» DIRECTIONS FOR THIS TASK
Look through the material below. Copy each line that contains the string "Regulation".
## Start RAW DATA
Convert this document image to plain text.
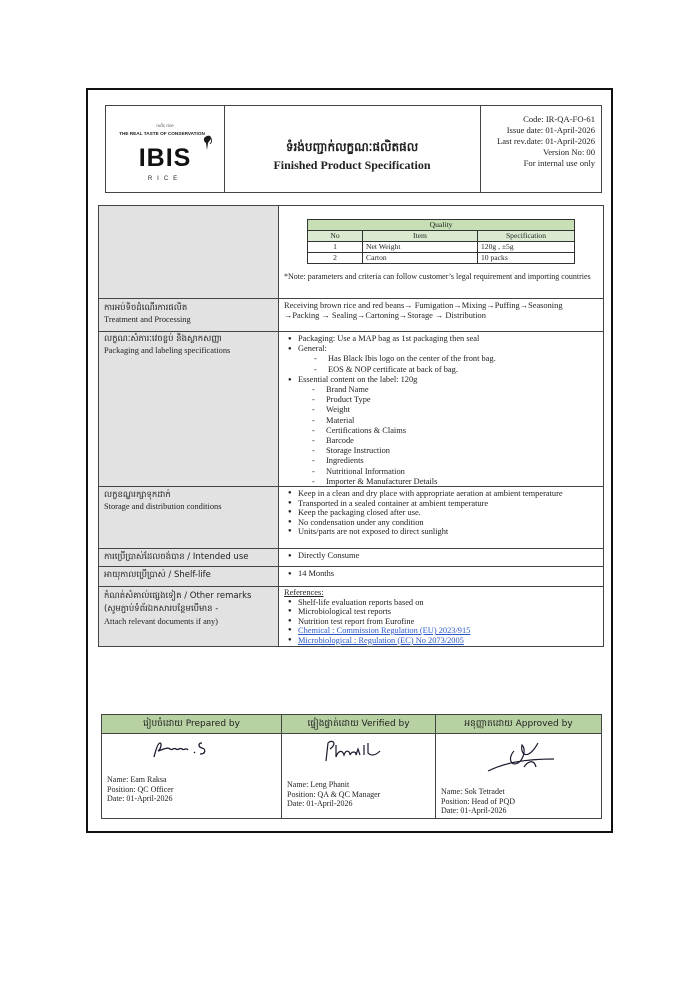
ruốc rice
THE REAL TASTE OF CONSERVATION
IBIS
RICE
ទំរង់បញ្ជាក់លក្ខណៈផលិតផល
Finished Product Specification
Code: IR-QA-FO-61
Issue date: 01-April-2026
Last rev.date: 01-April-2026
Version No: 00
For internal use only
Quality		
No	Item	Specification
1	Net Weight	120g , ±5g
2	Carton	10 packs
*Note: parameters and criteria can follow customer’s legal requirement and importing countries
ការអប់ទិចដំណើរការផលិត
Treatment and Processing
Receiving brown rice and red beans→ Fumigation→Mixing→Puffing→Seasoning →Packing → Sealing→Cartoning→Storage → Distribution
លក្ខណៈសំភារៈវេចខ្ចប់ និងស្លាកសញ្ញា
Packaging and labeling specifications
● Packaging: Use a MAP bag as 1st packaging then seal
● General:
- Has Black Ibis logo on the center of the front bag.
- EOS & NOP certificate at back of bag.
● Essential content on the label: 120g
- Brand Name
- Product Type
- Weight
- Material
- Certifications & Claims
- Barcode
- Storage Instruction
- Ingredients
- Nutritional Information
- Importer & Manufacturer Details
លក្ខខណ្ឌរក្សាទុកដាក់
Storage and distribution conditions
● Keep in a clean and dry place with appropriate aeration at ambient temperature
● Transported in a sealed container at ambient temperature
● Keep the packaging closed after use.
● No condensation under any condition
● Units/parts are not exposed to direct sunlight
ការប្រើប្រាស់ដែលចង់បាន / Intended use	● Directly Consume
អាយុកាលប្រើប្រាស់ / Shelf-life	● 14 Months
កំណត់សំគាល់ផ្សេងទៀត / Other remarks
(សូមភ្ជាប់ទំព័រឯកសារបន្ថែមបើមាន -
Attach relevant documents if any)
References:
● Shelf-life evaluation reports based on
● Microbiological test reports
● Nutrition test report from Eurofine
● Chemical : Commission Regulation (EU) 2023/915
● Microbiological : Regulation (EC) No 2073/2005
រៀបចំដោយ Prepared by
Name: Eam Raksa
Position: QC Officer
Date: 01-April-2026
ផ្ទៀងផ្ទាត់ដោយ Verified by
Name: Leng Phanit
Position: QA & QC Manager
Date: 01-April-2026
អនុញ្ញាតដោយ Approved by
Name: Sok Tetradet
Position: Head of PQD
Date: 01-April-2026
## End RAW DATA
» COMPLETED EXERCISE
● Chemical : Commission Regulation (EU) 2023/915
● Microbiological : Regulation (EC) No 2073/2005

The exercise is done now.